| Your task |
In full and without alteration, repeat the material.

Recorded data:

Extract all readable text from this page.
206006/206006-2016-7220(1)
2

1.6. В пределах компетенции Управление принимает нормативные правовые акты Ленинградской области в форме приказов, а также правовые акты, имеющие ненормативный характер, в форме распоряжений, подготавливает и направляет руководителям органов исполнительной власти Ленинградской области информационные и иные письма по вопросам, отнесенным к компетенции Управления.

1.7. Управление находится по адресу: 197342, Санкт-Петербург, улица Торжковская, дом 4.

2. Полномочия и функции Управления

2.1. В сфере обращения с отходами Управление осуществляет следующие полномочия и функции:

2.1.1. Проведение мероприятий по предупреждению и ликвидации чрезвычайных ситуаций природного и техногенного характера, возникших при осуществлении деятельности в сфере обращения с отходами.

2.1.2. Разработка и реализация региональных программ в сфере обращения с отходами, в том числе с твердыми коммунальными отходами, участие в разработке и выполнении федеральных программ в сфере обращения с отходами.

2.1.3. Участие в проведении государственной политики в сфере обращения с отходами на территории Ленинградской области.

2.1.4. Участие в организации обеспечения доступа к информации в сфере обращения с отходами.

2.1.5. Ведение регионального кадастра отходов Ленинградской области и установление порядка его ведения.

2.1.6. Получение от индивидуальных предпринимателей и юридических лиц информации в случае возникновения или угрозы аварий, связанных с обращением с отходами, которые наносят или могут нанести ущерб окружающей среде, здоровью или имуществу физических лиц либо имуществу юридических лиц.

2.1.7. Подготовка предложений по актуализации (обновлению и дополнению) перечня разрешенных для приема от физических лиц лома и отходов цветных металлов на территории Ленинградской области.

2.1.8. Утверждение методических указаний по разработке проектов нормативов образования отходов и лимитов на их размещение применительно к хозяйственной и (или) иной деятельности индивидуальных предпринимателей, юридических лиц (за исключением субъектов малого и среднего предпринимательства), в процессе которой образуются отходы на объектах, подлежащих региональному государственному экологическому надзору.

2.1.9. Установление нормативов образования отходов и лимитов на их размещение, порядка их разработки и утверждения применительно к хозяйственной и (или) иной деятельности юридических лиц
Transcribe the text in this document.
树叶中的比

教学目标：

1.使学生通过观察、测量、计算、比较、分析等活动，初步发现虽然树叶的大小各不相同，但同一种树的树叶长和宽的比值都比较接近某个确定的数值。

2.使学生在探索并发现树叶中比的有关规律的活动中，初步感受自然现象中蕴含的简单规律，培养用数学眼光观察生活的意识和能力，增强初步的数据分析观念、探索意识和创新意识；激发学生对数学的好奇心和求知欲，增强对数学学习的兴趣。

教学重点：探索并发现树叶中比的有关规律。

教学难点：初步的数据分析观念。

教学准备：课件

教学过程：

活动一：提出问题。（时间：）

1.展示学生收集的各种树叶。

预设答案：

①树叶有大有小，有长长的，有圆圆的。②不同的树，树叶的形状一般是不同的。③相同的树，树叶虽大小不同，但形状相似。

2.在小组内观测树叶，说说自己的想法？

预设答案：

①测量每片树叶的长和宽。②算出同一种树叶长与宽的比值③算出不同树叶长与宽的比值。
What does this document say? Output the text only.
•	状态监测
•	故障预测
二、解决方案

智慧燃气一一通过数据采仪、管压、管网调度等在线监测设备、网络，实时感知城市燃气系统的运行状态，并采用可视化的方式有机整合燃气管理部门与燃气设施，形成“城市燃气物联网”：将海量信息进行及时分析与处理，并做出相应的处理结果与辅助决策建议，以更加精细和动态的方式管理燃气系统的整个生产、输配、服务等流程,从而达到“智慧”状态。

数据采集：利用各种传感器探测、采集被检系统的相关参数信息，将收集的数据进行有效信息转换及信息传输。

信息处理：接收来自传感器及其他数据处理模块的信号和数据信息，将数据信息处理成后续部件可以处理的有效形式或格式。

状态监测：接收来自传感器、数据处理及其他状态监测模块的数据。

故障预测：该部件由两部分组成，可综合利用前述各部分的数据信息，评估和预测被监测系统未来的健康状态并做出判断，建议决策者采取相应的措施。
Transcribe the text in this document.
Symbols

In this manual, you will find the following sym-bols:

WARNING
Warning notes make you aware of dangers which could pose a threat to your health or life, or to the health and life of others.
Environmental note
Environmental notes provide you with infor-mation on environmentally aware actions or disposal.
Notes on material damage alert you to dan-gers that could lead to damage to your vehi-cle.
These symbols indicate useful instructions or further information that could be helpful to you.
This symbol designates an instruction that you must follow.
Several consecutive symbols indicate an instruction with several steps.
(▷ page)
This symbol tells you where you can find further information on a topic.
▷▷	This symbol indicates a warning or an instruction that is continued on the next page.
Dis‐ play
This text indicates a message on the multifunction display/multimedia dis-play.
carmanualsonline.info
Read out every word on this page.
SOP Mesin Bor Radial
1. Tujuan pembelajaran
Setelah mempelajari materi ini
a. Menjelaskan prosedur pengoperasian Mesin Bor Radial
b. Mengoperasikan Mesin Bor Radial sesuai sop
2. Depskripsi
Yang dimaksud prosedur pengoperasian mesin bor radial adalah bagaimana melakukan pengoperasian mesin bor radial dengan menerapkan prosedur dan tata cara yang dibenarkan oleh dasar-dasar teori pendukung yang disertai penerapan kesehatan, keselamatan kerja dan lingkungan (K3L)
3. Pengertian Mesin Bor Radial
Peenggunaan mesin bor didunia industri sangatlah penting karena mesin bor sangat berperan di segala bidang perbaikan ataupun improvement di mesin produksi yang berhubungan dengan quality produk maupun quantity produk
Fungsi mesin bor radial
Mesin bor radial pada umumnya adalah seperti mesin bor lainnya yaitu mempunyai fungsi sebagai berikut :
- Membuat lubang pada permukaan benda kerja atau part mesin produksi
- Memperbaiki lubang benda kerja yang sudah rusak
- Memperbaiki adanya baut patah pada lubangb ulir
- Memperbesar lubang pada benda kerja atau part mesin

| The response |
Extract all readable text from this page.
206006/206006-2016-7220(1)
2

1.6. В пределах компетенции Управление принимает нормативные правовые акты Ленинградской области в форме приказов, а также правовые акты, имеющие ненормативный характер, в форме распоряжений, подготавливает и направляет руководителям органов исполнительной власти Ленинградской области информационные и иные письма по вопросам, отнесенным к компетенции Управления.

1.7. Управление находится по адресу: 197342, Санкт-Петербург, улица Торжковская, дом 4.

2. Полномочия и функции Управления

2.1. В сфере обращения с отходами Управление осуществляет следующие полномочия и функции:

2.1.1. Проведение мероприятий по предупреждению и ликвидации чрезвычайных ситуаций природного и техногенного характера, возникших при осуществлении деятельности в сфере обращения с отходами.

2.1.2. Разработка и реализация региональных программ в сфере обращения с отходами, в том числе с твердыми коммунальными отходами, участие в разработке и выполнении федеральных программ в сфере обращения с отходами.

2.1.3. Участие в проведении государственной политики в сфере обращения с отходами на территории Ленинградской области.

2.1.4. Участие в организации обеспечения доступа к информации в сфере обращения с отходами.

2.1.5. Ведение регионального кадастра отходов Ленинградской области и установление порядка его ведения.

2.1.6. Получение от индивидуальных предпринимателей и юридических лиц информации в случае возникновения или угрозы аварий, связанных с обращением с отходами, которые наносят или могут нанести ущерб окружающей среде, здоровью или имуществу физических лиц либо имуществу юридических лиц.

2.1.7. Подготовка предложений по актуализации (обновлению и дополнению) перечня разрешенных для приема от физических лиц лома и отходов цветных металлов на территории Ленинградской области.

2.1.8. Утверждение методических указаний по разработке проектов нормативов образования отходов и лимитов на их размещение применительно к хозяйственной и (или) иной деятельности индивидуальных предпринимателей, юридических лиц (за исключением субъектов малого и среднего предпринимательства), в процессе которой образуются отходы на объектах, подлежащих региональному государственному экологическому надзору.

2.1.9. Установление нормативов образования отходов и лимитов на их размещение, порядка их разработки и утверждения применительно к хозяйственной и (или) иной деятельности юридических лиц
Transcribe the text in this document.
树叶中的比

教学目标：

1.使学生通过观察、测量、计算、比较、分析等活动，初步发现虽然树叶的大小各不相同，但同一种树的树叶长和宽的比值都比较接近某个确定的数值。

2.使学生在探索并发现树叶中比的有关规律的活动中，初步感受自然现象中蕴含的简单规律，培养用数学眼光观察生活的意识和能力，增强初步的数据分析观念、探索意识和创新意识；激发学生对数学的好奇心和求知欲，增强对数学学习的兴趣。

教学重点：探索并发现树叶中比的有关规律。

教学难点：初步的数据分析观念。

教学准备：课件

教学过程：

活动一：提出问题。（时间：）

1.展示学生收集的各种树叶。

预设答案：

①树叶有大有小，有长长的，有圆圆的。②不同的树，树叶的形状一般是不同的。③相同的树，树叶虽大小不同，但形状相似。

2.在小组内观测树叶，说说自己的想法？

预设答案：

①测量每片树叶的长和宽。②算出同一种树叶长与宽的比值③算出不同树叶长与宽的比值。
What does this document say? Output the text only.
•	状态监测
•	故障预测
二、解决方案

智慧燃气一一通过数据采仪、管压、管网调度等在线监测设备、网络，实时感知城市燃气系统的运行状态，并采用可视化的方式有机整合燃气管理部门与燃气设施，形成“城市燃气物联网”：将海量信息进行及时分析与处理，并做出相应的处理结果与辅助决策建议，以更加精细和动态的方式管理燃气系统的整个生产、输配、服务等流程,从而达到“智慧”状态。

数据采集：利用各种传感器探测、采集被检系统的相关参数信息，将收集的数据进行有效信息转换及信息传输。

信息处理：接收来自传感器及其他数据处理模块的信号和数据信息，将数据信息处理成后续部件可以处理的有效形式或格式。

状态监测：接收来自传感器、数据处理及其他状态监测模块的数据。

故障预测：该部件由两部分组成，可综合利用前述各部分的数据信息，评估和预测被监测系统未来的健康状态并做出判断，建议决策者采取相应的措施。
Transcribe the text in this document.
Symbols

In this manual, you will find the following sym-bols:

WARNING
Warning notes make you aware of dangers which could pose a threat to your health or life, or to the health and life of others.
Environmental note
Environmental notes provide you with infor-mation on environmentally aware actions or disposal.
Notes on material damage alert you to dan-gers that could lead to damage to your vehi-cle.
These symbols indicate useful instructions or further information that could be helpful to you.
This symbol designates an instruction that you must follow.
Several consecutive symbols indicate an instruction with several steps.
(▷ page)
This symbol tells you where you can find further information on a topic.
▷▷	This symbol indicates a warning or an instruction that is continued on the next page.
Dis‐ play
This text indicates a message on the multifunction display/multimedia dis-play.
carmanualsonline.info
Read out every word on this page.
SOP Mesin Bor Radial
1. Tujuan pembelajaran
Setelah mempelajari materi ini
a. Menjelaskan prosedur pengoperasian Mesin Bor Radial
b. Mengoperasikan Mesin Bor Radial sesuai sop
2. Depskripsi
Yang dimaksud prosedur pengoperasian mesin bor radial adalah bagaimana melakukan pengoperasian mesin bor radial dengan menerapkan prosedur dan tata cara yang dibenarkan oleh dasar-dasar teori pendukung yang disertai penerapan kesehatan, keselamatan kerja dan lingkungan (K3L)
3. Pengertian Mesin Bor Radial
Peenggunaan mesin bor didunia industri sangatlah penting karena mesin bor sangat berperan di segala bidang perbaikan ataupun improvement di mesin produksi yang berhubungan dengan quality produk maupun quantity produk
Fungsi mesin bor radial
Mesin bor radial pada umumnya adalah seperti mesin bor lainnya yaitu mempunyai fungsi sebagai berikut :
- Membuat lubang pada permukaan benda kerja atau part mesin produksi
- Memperbaiki lubang benda kerja yang sudah rusak
- Memperbaiki adanya baut patah pada lubangb ulir
- Memperbesar lubang pada benda kerja atau part mesin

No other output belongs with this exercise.